PROMPT: Go over the entries below line by line, copying each one that contains the word "this".
○ ○ ○ ○
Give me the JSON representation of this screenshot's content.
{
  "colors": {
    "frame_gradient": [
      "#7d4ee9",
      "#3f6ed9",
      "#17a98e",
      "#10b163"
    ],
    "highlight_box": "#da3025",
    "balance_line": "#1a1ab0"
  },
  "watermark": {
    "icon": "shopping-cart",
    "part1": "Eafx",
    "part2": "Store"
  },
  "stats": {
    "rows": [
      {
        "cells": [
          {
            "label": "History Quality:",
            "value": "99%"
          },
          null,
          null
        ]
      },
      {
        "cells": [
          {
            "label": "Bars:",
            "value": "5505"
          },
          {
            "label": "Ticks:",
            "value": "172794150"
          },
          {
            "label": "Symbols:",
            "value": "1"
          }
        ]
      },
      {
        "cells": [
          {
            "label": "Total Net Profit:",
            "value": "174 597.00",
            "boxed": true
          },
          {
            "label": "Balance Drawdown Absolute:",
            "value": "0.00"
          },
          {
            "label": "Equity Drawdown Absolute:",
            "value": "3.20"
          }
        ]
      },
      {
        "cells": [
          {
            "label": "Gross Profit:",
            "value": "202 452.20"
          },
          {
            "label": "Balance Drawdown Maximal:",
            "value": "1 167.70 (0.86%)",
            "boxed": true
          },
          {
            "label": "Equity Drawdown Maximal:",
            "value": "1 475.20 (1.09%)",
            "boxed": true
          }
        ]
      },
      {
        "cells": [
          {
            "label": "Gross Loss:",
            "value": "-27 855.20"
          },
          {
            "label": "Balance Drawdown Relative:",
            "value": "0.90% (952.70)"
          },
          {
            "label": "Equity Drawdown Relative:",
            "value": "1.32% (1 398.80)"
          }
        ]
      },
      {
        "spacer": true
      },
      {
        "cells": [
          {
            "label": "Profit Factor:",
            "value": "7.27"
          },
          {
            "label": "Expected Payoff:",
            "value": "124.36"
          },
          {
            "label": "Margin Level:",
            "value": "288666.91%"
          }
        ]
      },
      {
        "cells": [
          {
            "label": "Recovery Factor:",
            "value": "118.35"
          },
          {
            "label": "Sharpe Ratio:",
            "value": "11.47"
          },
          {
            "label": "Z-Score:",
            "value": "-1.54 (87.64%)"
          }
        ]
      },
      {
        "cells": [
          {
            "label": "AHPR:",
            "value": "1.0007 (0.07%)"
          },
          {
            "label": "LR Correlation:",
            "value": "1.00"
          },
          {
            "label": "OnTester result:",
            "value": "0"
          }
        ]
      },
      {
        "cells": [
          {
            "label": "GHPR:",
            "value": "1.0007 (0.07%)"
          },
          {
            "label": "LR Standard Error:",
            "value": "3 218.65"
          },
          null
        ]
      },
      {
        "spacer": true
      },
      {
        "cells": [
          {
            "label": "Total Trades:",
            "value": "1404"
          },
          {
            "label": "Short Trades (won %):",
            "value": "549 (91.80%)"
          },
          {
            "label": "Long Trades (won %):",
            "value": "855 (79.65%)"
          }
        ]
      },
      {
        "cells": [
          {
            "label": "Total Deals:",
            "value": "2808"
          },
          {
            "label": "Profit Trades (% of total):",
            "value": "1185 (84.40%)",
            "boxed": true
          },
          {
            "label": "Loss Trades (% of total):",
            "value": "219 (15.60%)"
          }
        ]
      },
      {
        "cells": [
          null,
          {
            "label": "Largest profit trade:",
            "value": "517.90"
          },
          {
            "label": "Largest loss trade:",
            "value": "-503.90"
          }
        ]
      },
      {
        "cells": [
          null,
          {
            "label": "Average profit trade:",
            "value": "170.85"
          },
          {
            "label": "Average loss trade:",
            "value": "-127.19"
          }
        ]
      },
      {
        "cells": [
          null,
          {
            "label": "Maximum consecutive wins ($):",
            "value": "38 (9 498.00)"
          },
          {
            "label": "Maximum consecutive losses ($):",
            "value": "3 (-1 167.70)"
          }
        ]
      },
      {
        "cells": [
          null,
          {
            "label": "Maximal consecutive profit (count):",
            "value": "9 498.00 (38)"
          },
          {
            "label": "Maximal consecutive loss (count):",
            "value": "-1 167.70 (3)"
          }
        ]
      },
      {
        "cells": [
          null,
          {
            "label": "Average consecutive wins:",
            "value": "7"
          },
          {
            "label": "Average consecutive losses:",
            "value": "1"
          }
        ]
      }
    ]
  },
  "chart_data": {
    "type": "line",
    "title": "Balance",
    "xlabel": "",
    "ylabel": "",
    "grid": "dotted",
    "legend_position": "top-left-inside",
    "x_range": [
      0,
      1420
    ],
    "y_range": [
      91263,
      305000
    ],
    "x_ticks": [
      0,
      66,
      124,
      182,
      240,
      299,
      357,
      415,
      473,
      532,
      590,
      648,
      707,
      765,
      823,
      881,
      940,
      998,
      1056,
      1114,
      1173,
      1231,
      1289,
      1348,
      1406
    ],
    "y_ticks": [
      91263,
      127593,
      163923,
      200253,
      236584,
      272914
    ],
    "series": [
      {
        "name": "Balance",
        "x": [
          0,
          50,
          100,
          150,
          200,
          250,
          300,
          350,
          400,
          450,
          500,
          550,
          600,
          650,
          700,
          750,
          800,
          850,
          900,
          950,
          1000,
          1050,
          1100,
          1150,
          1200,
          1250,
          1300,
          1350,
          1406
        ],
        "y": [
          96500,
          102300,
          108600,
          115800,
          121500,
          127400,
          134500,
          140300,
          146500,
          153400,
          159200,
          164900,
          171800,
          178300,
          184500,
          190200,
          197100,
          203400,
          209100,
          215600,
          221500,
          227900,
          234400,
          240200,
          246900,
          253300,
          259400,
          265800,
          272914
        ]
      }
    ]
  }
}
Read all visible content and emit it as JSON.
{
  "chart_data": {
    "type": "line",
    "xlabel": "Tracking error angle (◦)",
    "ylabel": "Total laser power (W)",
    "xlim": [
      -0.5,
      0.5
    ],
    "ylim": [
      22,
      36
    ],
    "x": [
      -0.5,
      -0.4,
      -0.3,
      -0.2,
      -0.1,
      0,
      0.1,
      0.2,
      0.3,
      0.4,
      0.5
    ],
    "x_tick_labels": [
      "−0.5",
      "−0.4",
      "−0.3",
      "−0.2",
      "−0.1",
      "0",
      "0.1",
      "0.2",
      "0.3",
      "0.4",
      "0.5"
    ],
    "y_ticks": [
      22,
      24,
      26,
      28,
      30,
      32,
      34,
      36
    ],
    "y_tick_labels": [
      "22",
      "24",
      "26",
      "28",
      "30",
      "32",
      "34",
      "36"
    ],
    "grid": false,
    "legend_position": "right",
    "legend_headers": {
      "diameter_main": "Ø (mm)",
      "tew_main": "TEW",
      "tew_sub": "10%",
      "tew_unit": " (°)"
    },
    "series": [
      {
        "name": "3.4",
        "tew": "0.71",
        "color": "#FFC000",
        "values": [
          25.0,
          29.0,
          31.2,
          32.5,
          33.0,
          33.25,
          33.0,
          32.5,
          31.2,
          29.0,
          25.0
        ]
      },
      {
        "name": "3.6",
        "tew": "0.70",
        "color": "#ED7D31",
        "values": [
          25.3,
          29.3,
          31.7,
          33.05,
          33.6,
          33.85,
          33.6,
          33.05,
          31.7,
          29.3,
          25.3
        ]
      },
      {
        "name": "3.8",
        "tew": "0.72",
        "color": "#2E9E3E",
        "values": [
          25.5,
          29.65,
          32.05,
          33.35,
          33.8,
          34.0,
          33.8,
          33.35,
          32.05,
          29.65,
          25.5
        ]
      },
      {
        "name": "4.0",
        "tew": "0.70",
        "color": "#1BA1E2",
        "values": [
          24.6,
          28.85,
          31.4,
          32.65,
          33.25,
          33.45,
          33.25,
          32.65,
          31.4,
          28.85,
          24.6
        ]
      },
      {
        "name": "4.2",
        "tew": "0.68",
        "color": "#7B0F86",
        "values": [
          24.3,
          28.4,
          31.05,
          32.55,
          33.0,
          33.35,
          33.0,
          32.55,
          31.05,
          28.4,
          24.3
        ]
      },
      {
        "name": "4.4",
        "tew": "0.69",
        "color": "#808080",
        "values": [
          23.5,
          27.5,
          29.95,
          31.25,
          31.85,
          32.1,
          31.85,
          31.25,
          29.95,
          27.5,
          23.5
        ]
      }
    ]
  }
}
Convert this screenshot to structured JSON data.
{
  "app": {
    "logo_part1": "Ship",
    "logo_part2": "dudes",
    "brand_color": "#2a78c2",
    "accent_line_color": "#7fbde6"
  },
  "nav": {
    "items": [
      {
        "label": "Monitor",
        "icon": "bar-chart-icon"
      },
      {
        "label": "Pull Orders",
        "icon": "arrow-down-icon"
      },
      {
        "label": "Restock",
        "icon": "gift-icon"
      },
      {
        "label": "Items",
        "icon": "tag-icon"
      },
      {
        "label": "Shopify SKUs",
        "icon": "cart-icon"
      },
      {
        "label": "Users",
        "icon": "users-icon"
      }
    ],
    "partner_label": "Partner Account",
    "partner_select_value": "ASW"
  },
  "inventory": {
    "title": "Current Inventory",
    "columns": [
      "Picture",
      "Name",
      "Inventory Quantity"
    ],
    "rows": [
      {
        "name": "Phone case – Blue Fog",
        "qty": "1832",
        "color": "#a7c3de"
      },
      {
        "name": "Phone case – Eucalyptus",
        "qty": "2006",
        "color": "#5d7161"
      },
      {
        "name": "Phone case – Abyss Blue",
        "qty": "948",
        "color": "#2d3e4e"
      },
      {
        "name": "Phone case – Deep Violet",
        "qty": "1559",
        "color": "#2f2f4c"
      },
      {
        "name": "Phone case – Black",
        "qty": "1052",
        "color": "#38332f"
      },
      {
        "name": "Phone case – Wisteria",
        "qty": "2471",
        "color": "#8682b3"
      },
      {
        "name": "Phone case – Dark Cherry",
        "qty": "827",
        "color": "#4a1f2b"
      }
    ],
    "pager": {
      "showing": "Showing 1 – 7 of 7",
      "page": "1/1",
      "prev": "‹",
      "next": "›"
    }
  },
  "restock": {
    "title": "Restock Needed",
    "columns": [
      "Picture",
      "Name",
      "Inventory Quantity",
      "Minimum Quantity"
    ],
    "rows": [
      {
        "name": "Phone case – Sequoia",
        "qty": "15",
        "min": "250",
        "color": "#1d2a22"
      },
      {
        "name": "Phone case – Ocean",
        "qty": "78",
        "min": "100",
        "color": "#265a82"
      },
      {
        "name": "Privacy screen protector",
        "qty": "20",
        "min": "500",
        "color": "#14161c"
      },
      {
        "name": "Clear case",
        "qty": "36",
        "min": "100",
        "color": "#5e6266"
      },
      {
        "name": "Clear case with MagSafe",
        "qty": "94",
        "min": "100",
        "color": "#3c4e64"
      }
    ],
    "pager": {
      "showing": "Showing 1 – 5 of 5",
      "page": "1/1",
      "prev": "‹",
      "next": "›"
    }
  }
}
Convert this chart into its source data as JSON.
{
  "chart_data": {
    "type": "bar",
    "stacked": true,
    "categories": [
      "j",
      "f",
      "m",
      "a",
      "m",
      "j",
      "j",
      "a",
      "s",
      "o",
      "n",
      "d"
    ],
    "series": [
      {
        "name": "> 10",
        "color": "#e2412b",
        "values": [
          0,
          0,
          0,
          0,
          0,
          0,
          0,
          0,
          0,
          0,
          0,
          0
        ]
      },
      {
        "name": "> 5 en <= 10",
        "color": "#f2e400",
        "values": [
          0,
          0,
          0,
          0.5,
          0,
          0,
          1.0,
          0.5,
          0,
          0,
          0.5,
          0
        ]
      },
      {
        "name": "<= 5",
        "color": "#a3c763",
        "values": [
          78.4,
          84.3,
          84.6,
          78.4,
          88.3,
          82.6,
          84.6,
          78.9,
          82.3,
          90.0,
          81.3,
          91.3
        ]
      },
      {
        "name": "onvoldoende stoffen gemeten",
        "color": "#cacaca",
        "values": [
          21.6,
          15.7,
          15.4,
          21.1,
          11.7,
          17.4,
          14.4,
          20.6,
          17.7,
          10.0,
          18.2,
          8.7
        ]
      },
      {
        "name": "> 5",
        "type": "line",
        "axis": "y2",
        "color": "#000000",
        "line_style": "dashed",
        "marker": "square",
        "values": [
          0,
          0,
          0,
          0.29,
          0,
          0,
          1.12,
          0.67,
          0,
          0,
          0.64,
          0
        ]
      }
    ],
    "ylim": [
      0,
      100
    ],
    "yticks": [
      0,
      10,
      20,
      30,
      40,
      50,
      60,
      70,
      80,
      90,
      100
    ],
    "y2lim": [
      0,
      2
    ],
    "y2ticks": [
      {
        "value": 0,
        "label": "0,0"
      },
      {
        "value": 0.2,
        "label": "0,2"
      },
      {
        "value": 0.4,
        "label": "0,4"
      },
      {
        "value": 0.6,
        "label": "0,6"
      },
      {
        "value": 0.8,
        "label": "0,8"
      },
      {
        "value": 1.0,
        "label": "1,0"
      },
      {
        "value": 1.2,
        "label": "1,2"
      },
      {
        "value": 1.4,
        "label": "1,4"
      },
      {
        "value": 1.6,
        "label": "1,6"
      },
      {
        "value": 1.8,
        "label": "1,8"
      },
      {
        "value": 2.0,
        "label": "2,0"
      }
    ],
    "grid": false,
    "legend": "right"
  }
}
○ ○ ○ ○
TASK SOLUTION:
Give me the JSON representation of this screenshot's content.
Convert this screenshot to structured JSON data.
Convert this chart into its source data as JSON.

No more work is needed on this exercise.